===== 所给文本
#23 Merge k Sorted Lists

题目链接：https://leetcode.com/problems/merge-k-sorted-lists/

Merge k sorted
linked lists and return it as one sorted list. Analyze and describe its complexity.

/**
* Definition for singly-linked list.
* struct ListNode {
*     int val;
*     struct ListNode *next;
* };
*/
void percolateUp(struct ListNode** lists, int i) {	//前i个元素已有堆序性，上滤第i+1个元素
struct ListNode* tmp = lists[i];
while (i > 0 && lists[(i - 1) / 2]->val > tmp->val) {	//将元素到根节点路径上所有比该元素大的节点都下移
lists[i] = lists[(i - 1) / 2];
i = (i - 1) / 2;
}
lists[i] = tmp;
}
int buildHeap(struct ListNode** lists, int k) {
int i, size = 0;
for (i = 0; i < k; ++i)		//依次将非空元素插入堆中
if (lists[i]) {
lists[size] = lists[i];
percolateUp(lists, size);
++size;
}
return size;
}
//只有堆顶元素不满堆序性，使其下滤；即不断将较小儿子移到空穴直到较小儿子也不小于堆顶元素
void percolateDown(struct ListNode** lists, int size) {
struct ListNode* tmp = lists[0];
int i = 0, smallChild = 2 * i + 1;	//先记录左儿子为较小儿子，如果右儿子更小，更新
if (smallChild + 1 < size && lists[smallChild]->val > lists[smallChild + 1]->val)
==========
===== 数据摘录
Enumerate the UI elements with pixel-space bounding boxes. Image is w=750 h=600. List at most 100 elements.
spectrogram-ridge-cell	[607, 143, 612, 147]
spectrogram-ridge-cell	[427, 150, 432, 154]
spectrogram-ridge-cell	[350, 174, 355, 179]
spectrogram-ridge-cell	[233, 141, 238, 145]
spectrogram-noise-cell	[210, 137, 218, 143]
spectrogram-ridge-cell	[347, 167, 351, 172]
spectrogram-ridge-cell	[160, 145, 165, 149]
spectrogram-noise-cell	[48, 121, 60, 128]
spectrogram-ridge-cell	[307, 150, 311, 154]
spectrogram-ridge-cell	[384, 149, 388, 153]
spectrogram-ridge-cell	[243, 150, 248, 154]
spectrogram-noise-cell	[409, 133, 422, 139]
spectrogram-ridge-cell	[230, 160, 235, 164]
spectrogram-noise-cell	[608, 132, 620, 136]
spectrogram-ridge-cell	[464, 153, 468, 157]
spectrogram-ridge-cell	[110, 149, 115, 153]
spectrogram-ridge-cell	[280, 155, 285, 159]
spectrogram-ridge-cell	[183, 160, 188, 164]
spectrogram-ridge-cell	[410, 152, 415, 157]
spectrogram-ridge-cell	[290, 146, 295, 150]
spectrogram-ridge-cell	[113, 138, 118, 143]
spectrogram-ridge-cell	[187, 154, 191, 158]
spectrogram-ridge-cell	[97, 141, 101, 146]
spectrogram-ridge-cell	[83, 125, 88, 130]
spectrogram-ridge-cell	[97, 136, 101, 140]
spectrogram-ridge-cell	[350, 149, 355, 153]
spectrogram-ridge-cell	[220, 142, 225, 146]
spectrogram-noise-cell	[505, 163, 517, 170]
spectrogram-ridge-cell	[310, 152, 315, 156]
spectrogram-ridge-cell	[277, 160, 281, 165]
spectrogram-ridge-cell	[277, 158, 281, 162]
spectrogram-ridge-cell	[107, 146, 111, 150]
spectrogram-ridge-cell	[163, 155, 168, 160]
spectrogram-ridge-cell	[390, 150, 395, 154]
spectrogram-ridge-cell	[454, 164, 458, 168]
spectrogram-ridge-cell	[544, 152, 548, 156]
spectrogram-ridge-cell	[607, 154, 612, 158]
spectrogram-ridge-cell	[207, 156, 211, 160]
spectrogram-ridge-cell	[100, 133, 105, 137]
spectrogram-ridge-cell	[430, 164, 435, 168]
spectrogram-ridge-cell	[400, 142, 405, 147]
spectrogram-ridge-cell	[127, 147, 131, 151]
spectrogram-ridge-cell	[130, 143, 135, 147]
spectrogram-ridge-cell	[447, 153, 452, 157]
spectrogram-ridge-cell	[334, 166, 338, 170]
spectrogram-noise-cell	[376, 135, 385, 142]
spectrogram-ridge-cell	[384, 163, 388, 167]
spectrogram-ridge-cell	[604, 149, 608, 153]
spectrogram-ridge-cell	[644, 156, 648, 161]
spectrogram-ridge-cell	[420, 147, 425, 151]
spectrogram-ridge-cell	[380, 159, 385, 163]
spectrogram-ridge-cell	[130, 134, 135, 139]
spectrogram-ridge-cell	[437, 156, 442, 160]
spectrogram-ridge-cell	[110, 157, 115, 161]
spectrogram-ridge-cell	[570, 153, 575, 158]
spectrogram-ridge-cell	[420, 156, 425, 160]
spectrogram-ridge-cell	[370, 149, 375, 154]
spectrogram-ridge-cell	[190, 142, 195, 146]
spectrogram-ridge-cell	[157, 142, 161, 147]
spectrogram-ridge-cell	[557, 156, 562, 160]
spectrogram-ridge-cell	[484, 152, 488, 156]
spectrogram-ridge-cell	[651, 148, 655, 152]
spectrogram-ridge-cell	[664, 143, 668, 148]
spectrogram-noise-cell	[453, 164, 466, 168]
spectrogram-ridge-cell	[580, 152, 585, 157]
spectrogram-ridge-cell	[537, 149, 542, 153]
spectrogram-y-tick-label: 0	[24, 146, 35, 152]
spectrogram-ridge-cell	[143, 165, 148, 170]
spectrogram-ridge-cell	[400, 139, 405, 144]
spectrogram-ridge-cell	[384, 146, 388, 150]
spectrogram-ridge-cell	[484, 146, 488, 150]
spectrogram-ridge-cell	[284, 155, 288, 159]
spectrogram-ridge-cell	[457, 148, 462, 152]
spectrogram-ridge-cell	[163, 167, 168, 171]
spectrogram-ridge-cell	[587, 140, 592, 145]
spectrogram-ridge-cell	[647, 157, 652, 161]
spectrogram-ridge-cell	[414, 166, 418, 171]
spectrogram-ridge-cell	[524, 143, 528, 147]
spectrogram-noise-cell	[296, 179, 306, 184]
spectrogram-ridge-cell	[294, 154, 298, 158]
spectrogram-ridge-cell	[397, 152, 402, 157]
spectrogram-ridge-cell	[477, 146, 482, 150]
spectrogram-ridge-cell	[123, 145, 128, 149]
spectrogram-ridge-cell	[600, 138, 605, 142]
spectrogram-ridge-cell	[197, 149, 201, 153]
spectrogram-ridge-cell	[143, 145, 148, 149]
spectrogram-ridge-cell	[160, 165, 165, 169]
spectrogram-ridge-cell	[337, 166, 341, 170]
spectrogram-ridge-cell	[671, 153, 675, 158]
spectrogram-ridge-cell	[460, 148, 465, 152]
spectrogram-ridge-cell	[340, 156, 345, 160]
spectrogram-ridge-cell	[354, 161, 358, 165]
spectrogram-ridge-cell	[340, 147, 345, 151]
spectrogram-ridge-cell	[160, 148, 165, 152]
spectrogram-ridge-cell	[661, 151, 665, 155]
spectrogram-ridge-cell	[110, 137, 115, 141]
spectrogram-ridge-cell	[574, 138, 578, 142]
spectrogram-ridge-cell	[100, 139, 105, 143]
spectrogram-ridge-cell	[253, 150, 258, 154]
==========
任务说明:
• A. 在合并 k 个有序链表的代码里，percolateDown 函数最初把哪个儿子记为较小儿子？
• B. 从合并 k 个有序链表的代码停下处往下续写。
列表是单独的材料，与所给文本无关。

结果:
• A. 左儿子。

• B.
++smallChild;
while (smallChild < size && lists[smallChild]->val < tmp->val) {
lists[i] = lists[smallChild];
i = smallChild;
smallChild = 2 * i + 1;
if (smallChild + 1 < size && lists[smallChild]->val > lists[smallChild + 1]->val)
++smallChild;
}
lists[i] = tmp;
}
//堆实现优先队列，k个链表首元素建堆，每次弹出堆顶元素；
//删除堆顶元素后重构需要log(k)个操作，总时间复杂度n*log(k)
struct ListNode* mergeKLists(struct ListNode** lists, int listsSize) {
if (lists == NULL || listsSize <= 0)
return NULL;
if (listsSize == 1)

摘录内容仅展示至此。